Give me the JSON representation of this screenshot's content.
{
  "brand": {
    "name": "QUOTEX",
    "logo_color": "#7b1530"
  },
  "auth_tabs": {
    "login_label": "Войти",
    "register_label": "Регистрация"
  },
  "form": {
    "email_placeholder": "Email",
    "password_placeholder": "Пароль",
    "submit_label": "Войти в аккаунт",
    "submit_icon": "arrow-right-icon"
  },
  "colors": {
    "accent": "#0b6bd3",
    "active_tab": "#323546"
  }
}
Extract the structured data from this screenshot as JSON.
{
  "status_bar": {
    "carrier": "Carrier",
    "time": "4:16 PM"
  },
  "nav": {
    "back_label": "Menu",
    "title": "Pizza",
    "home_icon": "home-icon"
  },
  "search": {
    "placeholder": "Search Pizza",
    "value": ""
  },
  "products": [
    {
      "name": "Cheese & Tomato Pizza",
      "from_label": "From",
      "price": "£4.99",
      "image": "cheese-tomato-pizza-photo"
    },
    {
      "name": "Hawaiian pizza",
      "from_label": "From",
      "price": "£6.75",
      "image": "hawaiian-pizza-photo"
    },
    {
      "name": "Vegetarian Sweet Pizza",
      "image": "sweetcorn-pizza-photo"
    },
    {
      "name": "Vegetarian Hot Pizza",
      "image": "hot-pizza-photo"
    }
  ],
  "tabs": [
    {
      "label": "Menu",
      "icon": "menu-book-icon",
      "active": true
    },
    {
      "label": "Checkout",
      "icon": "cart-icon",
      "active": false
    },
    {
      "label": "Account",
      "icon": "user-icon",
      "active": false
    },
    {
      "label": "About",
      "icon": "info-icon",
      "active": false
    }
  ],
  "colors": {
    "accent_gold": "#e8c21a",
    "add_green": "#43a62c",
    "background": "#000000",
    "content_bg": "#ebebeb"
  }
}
------
Aim of the task ->
Extract each entry in full, exactly as given.

Exercise answer ->
Give me the JSON representation of this screenshot's content.
{
  "brand": {
    "name": "QUOTEX",
    "logo_color": "#7b1530"
  },
  "auth_tabs": {
    "login_label": "Войти",
    "register_label": "Регистрация"
  },
  "form": {
    "email_placeholder": "Email",
    "password_placeholder": "Пароль",
    "submit_label": "Войти в аккаунт",
    "submit_icon": "arrow-right-icon"
  },
  "colors": {
    "accent": "#0b6bd3",
    "active_tab": "#323546"
  }
}
Extract the structured data from this screenshot as JSON.
{
  "status_bar": {
    "carrier": "Carrier",
    "time": "4:16 PM"
  },
  "nav": {
    "back_label": "Menu",
    "title": "Pizza",
    "home_icon": "home-icon"
  },
  "search": {
    "placeholder": "Search Pizza",
    "value": ""
  },
  "products": [
    {
      "name": "Cheese & Tomato Pizza",
      "from_label": "From",
      "price": "£4.99",
      "image": "cheese-tomato-pizza-photo"
    },
    {
      "name": "Hawaiian pizza",
      "from_label": "From",
      "price": "£6.75",
      "image": "hawaiian-pizza-photo"
    },
    {
      "name": "Vegetarian Sweet Pizza",
      "image": "sweetcorn-pizza-photo"
    },
    {
      "name": "Vegetarian Hot Pizza",
      "image": "hot-pizza-photo"
    }
  ],
  "tabs": [
    {
      "label": "Menu",
      "icon": "menu-book-icon",
      "active": true
    },
    {
      "label": "Checkout",
      "icon": "cart-icon",
      "active": false
    },
    {
      "label": "Account",
      "icon": "user-icon",
      "active": false
    },
    {
      "label": "About",
      "icon": "info-icon",
      "active": false
    }
  ],
  "colors": {
    "accent_gold": "#e8c21a",
    "add_green": "#43a62c",
    "background": "#000000",
    "content_bg": "#ebebeb"
  }
}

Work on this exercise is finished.